[Records from a collection]
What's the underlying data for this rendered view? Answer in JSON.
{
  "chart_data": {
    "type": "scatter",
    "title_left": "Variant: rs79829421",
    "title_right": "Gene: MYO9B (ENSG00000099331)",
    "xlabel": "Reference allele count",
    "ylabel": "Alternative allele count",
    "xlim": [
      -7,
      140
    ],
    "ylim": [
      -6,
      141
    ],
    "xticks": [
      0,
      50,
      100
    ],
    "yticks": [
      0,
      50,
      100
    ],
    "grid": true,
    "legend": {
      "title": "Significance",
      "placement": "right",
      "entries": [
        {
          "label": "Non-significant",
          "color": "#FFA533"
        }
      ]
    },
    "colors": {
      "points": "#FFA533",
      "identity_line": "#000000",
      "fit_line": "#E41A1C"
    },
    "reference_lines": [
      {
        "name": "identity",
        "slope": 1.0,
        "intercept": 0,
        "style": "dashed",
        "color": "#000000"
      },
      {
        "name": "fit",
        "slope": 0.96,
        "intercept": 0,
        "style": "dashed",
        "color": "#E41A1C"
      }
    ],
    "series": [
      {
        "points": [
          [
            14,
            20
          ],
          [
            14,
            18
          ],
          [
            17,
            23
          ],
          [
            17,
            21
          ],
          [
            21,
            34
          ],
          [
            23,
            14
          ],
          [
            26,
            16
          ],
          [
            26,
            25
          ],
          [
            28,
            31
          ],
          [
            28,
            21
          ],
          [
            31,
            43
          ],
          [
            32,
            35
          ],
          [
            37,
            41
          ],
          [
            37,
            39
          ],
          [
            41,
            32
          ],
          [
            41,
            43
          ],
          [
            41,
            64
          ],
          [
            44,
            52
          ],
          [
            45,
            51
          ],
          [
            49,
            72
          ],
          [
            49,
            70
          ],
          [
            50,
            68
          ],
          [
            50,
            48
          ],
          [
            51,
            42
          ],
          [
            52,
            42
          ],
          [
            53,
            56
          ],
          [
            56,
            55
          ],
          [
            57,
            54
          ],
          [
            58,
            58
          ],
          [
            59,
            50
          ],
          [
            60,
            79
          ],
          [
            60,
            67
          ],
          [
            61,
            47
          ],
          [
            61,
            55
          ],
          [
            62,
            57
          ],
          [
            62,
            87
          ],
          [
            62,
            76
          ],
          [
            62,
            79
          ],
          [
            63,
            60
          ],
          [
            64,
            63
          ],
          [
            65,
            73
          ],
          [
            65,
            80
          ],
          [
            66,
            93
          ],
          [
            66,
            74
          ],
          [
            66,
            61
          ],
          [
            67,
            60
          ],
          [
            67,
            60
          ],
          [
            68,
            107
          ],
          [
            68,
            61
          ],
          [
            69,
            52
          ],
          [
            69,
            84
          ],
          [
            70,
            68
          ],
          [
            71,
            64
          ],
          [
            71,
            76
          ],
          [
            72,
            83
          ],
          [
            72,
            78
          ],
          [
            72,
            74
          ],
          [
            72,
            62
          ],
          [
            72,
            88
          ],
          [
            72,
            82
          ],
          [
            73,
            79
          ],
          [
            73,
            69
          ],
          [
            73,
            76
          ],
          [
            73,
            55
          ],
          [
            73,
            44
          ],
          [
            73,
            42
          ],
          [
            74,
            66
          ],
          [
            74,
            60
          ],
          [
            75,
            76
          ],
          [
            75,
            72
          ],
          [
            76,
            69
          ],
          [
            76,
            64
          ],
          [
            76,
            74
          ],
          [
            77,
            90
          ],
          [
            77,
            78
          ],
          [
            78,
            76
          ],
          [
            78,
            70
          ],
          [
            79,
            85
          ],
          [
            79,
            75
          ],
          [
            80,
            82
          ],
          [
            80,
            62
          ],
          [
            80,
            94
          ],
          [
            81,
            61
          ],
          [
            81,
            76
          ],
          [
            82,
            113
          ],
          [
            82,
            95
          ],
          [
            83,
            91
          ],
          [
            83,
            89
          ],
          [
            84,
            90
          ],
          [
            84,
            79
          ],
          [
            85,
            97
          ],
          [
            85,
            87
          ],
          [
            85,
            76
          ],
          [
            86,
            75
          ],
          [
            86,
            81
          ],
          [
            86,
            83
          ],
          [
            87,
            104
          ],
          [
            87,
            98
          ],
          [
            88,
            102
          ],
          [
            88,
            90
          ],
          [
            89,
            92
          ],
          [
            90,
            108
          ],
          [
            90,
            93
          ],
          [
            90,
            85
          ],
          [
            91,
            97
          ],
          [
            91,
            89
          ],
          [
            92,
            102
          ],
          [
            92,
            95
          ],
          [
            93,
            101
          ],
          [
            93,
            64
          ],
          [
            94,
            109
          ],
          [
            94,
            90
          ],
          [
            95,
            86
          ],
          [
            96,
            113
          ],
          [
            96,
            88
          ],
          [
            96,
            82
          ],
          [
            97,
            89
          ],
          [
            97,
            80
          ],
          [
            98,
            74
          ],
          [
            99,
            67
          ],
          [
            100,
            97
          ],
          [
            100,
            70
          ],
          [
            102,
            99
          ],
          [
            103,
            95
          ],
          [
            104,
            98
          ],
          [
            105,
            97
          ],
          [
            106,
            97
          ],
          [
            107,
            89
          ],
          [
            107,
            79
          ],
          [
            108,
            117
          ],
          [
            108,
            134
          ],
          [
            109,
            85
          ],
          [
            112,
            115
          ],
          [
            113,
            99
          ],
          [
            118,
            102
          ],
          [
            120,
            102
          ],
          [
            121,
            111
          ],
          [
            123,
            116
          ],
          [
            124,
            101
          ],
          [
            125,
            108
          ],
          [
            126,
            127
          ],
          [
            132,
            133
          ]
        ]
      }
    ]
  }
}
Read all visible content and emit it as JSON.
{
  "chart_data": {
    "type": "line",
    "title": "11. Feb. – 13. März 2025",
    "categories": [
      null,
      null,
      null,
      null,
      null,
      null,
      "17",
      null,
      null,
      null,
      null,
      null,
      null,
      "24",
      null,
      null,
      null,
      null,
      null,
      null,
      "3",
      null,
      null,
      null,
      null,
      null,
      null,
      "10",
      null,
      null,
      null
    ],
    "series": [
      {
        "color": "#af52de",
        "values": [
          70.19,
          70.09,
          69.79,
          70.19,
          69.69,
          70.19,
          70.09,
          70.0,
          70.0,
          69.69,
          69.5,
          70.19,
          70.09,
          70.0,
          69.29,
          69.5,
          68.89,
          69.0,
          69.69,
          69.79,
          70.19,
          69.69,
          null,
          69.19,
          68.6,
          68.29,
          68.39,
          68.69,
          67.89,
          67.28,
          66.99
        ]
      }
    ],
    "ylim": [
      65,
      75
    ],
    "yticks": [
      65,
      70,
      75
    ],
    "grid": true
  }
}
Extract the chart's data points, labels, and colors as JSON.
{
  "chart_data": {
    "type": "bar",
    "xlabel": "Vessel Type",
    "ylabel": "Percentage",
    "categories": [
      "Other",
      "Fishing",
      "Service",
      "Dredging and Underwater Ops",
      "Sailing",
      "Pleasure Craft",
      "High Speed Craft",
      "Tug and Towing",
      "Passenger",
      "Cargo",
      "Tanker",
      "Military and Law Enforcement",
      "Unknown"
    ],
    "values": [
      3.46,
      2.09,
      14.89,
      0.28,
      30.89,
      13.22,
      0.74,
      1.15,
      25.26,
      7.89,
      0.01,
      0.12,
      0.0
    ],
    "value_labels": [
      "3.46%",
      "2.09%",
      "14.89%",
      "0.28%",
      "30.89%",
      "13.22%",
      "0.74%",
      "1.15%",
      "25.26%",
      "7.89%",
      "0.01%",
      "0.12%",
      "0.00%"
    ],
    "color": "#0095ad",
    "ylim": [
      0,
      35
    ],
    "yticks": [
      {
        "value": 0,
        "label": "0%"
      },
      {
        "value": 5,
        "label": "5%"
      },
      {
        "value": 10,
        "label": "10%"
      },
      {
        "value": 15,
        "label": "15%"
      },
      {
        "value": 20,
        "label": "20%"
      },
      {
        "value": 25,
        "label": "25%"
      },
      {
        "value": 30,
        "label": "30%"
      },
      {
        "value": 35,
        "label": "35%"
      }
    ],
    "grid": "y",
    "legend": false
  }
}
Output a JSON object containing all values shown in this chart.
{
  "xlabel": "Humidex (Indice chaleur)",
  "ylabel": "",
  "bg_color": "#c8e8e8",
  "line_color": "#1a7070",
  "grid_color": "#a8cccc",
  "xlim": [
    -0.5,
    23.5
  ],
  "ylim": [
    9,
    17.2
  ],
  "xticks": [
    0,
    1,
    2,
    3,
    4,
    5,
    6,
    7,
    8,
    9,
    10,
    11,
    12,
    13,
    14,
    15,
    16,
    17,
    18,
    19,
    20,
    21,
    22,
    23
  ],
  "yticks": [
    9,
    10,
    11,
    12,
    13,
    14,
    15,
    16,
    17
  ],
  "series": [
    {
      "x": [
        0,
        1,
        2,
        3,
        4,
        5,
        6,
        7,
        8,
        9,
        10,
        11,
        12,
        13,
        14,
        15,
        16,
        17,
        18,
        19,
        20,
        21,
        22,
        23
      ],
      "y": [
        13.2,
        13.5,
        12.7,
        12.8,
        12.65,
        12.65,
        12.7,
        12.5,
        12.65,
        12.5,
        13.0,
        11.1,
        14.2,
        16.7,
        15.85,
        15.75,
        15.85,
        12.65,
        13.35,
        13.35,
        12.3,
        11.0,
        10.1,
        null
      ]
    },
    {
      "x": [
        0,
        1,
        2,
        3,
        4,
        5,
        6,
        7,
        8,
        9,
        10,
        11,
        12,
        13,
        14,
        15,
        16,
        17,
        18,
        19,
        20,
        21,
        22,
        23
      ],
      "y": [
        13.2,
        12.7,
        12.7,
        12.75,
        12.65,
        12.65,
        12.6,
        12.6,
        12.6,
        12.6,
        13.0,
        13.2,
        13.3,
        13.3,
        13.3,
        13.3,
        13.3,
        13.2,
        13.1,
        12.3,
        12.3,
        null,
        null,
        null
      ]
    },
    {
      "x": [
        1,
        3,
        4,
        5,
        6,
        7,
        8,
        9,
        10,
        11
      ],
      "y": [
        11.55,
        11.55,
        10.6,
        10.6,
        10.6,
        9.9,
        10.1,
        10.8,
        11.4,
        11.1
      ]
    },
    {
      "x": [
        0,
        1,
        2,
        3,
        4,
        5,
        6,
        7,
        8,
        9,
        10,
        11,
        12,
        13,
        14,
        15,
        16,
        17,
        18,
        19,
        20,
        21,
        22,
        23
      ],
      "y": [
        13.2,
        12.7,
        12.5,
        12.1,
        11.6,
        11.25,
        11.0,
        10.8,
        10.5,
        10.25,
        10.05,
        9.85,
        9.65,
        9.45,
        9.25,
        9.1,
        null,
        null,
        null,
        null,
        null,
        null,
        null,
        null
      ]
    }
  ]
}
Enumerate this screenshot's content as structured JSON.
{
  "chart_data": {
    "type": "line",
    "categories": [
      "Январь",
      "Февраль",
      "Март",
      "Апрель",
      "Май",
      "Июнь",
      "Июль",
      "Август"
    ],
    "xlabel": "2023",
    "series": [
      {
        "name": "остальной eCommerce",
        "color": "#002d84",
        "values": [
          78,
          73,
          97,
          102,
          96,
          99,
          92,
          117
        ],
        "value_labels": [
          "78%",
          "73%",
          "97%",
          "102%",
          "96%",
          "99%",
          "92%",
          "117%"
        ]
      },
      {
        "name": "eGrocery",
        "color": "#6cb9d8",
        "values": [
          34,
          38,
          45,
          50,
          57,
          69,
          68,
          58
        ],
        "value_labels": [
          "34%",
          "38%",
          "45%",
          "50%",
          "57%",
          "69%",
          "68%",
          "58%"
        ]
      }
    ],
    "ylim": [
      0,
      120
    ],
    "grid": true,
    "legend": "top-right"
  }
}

**WHAT NEEDS TO BE DONE:** Go over the records above line by line and count those holding the word "xlabel". Reply only with the number.

**IN RESPONSE:** 4